→ Short exercise
Every line with the word "name" in it should be extracted from the data that follows.

→ Data provided

+ + + + + + +

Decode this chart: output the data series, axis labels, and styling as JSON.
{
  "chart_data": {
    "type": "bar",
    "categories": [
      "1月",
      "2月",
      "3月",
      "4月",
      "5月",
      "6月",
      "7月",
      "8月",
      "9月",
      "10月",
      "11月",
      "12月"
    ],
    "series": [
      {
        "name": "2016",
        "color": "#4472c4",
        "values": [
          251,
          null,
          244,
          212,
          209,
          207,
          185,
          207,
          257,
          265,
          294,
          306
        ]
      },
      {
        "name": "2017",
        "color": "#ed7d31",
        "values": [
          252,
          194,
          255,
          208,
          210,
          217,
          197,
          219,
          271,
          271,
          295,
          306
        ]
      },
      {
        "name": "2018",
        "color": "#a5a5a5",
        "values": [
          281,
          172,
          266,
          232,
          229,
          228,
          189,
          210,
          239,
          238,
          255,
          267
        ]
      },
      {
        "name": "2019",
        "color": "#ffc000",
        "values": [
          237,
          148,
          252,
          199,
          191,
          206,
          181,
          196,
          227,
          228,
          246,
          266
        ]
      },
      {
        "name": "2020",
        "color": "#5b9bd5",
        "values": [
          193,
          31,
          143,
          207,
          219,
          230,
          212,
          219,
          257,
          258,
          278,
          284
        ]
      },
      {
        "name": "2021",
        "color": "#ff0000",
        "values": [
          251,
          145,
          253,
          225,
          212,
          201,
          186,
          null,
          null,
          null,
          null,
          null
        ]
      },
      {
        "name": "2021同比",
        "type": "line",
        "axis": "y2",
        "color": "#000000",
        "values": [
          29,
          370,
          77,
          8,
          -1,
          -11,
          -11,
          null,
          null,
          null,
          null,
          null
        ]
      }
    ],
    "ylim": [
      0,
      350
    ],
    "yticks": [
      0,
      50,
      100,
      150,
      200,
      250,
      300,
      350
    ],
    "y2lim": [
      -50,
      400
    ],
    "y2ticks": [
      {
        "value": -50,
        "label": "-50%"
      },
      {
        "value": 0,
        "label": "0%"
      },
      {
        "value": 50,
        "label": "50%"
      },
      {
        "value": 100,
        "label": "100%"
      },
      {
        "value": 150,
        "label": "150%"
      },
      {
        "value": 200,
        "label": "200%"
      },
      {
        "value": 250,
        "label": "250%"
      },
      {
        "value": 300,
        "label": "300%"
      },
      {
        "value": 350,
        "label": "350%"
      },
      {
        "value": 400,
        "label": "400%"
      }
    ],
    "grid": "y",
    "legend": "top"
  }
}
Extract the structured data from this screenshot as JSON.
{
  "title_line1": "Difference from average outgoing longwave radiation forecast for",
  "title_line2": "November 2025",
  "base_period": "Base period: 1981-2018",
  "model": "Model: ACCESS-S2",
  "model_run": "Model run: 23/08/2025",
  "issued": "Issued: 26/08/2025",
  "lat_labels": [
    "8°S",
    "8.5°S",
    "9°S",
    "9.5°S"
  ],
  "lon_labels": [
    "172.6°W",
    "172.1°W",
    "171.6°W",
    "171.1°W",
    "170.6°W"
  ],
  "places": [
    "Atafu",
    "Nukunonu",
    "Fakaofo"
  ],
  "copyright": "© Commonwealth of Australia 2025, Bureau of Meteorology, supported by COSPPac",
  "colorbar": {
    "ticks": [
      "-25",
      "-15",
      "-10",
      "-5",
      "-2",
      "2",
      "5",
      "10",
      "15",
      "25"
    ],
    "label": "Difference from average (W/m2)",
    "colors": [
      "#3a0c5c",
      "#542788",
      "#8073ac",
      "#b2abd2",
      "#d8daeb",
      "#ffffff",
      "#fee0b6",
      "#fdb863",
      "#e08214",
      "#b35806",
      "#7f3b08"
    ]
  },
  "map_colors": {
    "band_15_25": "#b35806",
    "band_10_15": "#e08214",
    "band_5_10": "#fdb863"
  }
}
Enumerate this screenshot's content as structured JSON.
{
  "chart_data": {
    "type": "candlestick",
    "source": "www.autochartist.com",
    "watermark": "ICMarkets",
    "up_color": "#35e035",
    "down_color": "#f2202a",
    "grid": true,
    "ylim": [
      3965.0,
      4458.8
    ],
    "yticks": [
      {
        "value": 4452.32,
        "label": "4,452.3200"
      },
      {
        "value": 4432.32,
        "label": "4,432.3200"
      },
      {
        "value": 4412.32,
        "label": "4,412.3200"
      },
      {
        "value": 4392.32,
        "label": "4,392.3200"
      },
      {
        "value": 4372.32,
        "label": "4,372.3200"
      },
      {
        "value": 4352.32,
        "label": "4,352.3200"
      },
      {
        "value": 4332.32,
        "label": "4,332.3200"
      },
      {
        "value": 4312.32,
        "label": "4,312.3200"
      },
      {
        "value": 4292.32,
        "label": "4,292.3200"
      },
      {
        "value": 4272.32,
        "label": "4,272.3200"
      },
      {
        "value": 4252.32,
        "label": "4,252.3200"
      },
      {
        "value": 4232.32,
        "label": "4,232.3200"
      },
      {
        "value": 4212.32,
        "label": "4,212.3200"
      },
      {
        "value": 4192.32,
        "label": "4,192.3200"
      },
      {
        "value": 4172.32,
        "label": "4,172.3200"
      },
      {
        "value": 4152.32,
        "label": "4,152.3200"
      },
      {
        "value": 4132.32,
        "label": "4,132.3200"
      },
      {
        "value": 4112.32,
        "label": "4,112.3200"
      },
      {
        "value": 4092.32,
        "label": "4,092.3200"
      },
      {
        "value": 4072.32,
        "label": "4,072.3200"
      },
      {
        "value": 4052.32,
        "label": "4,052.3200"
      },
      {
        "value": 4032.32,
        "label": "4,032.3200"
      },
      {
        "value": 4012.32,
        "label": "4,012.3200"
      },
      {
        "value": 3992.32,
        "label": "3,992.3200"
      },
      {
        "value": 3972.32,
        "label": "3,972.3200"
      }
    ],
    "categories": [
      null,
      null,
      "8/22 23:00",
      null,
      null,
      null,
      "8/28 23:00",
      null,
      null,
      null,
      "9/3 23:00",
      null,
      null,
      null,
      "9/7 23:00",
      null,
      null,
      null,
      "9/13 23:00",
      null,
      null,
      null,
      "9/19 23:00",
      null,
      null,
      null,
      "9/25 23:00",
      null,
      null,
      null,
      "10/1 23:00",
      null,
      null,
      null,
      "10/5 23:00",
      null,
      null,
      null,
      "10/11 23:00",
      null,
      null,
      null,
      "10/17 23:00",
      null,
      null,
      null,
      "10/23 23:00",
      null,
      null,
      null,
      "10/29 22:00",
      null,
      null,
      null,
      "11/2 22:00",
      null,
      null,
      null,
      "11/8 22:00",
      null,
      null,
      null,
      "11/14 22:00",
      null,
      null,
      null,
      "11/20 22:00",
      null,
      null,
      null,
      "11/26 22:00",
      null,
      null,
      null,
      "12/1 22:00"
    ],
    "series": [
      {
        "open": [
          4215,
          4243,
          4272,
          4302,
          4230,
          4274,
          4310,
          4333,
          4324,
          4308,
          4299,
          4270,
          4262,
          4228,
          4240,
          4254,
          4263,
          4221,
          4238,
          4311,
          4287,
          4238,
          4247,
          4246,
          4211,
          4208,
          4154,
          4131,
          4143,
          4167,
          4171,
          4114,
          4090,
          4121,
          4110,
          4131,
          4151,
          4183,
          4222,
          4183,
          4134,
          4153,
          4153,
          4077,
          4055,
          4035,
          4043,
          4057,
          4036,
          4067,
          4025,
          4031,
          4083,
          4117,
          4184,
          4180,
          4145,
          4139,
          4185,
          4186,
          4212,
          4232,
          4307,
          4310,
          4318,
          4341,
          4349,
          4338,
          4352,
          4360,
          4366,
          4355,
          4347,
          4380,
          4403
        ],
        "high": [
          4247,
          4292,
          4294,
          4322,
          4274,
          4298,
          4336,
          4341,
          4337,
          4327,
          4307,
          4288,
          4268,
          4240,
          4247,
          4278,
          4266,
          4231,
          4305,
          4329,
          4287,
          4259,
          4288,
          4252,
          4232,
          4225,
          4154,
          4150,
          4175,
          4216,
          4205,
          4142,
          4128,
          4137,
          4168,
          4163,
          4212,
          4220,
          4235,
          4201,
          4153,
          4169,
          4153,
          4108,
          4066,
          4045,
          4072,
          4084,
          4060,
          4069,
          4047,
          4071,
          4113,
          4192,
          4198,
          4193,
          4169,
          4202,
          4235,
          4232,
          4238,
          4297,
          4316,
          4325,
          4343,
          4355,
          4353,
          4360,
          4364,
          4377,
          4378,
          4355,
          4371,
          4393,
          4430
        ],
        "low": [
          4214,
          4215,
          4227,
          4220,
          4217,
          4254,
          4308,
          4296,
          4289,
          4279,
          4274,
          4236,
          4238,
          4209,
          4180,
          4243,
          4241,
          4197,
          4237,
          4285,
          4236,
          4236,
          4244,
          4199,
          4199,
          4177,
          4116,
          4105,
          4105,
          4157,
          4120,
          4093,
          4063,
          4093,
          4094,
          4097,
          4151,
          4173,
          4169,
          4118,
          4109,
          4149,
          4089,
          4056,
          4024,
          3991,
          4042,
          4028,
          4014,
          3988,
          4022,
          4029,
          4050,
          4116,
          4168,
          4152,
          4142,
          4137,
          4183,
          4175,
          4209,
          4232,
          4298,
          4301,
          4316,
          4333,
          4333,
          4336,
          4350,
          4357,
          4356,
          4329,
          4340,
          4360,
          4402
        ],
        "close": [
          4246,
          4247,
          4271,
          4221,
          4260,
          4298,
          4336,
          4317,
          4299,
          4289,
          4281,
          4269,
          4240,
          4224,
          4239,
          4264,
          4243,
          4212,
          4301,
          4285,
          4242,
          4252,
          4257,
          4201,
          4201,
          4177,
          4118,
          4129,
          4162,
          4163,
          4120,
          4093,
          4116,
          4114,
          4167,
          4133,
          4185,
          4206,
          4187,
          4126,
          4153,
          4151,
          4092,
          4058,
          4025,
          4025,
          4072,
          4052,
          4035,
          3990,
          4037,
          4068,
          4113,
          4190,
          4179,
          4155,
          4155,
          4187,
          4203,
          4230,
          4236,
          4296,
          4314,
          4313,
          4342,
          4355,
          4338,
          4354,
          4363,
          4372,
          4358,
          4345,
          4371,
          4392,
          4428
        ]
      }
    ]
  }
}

+ + + + + + +

→ Solution
        "name": "2016",
        "name": "2017",
        "name": "2018",
        "name": "2019",
        "name": "2020",
        "name": "2021",
        "name": "2021同比",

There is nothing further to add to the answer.